◆ Short exercise ◆
Copy out all the lines where "SEBAA" shows up.
## START Listing
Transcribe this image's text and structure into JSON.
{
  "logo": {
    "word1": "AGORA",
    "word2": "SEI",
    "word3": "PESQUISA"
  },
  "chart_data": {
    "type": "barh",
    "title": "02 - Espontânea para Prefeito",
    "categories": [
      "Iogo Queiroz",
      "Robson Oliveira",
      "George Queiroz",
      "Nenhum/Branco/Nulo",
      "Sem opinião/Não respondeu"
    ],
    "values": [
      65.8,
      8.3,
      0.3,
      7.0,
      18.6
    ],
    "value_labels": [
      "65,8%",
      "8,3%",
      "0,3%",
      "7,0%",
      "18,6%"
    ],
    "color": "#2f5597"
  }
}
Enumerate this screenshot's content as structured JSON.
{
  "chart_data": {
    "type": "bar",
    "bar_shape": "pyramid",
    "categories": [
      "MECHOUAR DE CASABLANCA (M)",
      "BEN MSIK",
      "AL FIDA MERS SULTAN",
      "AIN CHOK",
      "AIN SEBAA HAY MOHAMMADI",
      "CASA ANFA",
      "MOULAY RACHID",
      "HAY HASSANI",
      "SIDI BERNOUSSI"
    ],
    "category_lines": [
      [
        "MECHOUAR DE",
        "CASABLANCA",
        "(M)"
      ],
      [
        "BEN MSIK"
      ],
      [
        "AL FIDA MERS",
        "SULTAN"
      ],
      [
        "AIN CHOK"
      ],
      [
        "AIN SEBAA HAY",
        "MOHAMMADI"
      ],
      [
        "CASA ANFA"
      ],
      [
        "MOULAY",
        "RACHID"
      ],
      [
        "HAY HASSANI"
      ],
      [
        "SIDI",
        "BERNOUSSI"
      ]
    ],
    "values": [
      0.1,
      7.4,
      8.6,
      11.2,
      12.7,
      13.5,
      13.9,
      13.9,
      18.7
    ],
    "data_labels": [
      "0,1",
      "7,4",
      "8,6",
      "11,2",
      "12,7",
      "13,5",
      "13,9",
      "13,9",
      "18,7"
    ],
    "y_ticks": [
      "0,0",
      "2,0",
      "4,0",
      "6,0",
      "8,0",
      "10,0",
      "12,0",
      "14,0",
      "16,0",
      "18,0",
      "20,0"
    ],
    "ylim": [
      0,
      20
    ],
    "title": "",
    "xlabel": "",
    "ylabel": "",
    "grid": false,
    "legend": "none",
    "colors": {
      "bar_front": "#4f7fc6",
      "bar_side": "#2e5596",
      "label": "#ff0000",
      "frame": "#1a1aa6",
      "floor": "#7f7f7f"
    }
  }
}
## END Listing
◆ Task solution ◆
      "AIN SEBAA HAY MOHAMMADI",
        "AIN SEBAA HAY",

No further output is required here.